■ TASK TO CARRY OUT ■
Would you extract the whole listing below and retype it exactly?

■ RECORDS PROVIDED ■

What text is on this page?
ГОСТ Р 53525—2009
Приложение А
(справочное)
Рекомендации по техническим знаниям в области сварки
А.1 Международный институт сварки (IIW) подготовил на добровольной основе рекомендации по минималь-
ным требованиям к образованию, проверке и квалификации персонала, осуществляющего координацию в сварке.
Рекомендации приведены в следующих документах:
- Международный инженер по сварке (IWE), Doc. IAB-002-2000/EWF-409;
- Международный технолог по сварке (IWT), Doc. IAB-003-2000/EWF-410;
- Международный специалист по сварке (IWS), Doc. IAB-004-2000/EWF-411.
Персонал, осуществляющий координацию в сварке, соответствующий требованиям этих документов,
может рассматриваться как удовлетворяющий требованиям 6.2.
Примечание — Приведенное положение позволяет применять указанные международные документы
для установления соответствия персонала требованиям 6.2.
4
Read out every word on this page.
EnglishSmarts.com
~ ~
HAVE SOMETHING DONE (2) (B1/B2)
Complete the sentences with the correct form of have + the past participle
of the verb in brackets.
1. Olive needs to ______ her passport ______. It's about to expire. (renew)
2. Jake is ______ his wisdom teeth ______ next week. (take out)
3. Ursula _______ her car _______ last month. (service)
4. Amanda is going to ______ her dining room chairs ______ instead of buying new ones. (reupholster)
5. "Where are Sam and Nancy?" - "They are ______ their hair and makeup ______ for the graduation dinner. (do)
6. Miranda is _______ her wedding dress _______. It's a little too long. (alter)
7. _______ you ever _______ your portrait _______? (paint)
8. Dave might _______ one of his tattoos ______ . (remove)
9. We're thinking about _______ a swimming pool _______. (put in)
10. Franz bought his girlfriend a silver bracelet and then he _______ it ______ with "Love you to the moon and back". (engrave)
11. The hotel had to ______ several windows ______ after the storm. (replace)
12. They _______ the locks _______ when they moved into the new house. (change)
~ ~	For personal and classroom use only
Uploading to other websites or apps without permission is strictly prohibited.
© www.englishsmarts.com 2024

■ PROBLEM SOLUTION ■
What text is on this page?
ГОСТ Р 53525—2009
Приложение А
(справочное)
Рекомендации по техническим знаниям в области сварки
А.1 Международный институт сварки (IIW) подготовил на добровольной основе рекомендации по минималь-
ным требованиям к образованию, проверке и квалификации персонала, осуществляющего координацию в сварке.
Рекомендации приведены в следующих документах:
- Международный инженер по сварке (IWE), Doc. IAB-002-2000/EWF-409;
- Международный технолог по сварке (IWT), Doc. IAB-003-2000/EWF-410;
- Международный специалист по сварке (IWS), Doc. IAB-004-2000/EWF-411.
Персонал, осуществляющий координацию в сварке, соответствующий требованиям этих документов,
может рассматриваться как удовлетворяющий требованиям 6.2.
Примечание — Приведенное положение позволяет применять указанные международные документы
для установления соответствия персонала требованиям 6.2.
4
Read out every word on this page.
EnglishSmarts.com
~ ~
HAVE SOMETHING DONE (2) (B1/B2)
Complete the sentences with the correct form of have + the past participle
of the verb in brackets.
1. Olive needs to ______ her passport ______. It's about to expire. (renew)
2. Jake is ______ his wisdom teeth ______ next week. (take out)
3. Ursula _______ her car _______ last month. (service)
4. Amanda is going to ______ her dining room chairs ______ instead of buying new ones. (reupholster)
5. "Where are Sam and Nancy?" - "They are ______ their hair and makeup ______ for the graduation dinner. (do)
6. Miranda is _______ her wedding dress _______. It's a little too long. (alter)
7. _______ you ever _______ your portrait _______? (paint)
8. Dave might _______ one of his tattoos ______ . (remove)
9. We're thinking about _______ a swimming pool _______. (put in)
10. Franz bought his girlfriend a silver bracelet and then he _______ it ______ with "Love you to the moon and back". (engrave)
11. The hotel had to ______ several windows ______ after the storm. (replace)
12. They _______ the locks _______ when they moved into the new house. (change)
~ ~	For personal and classroom use only
Uploading to other websites or apps without permission is strictly prohibited.
© www.englishsmarts.com 2024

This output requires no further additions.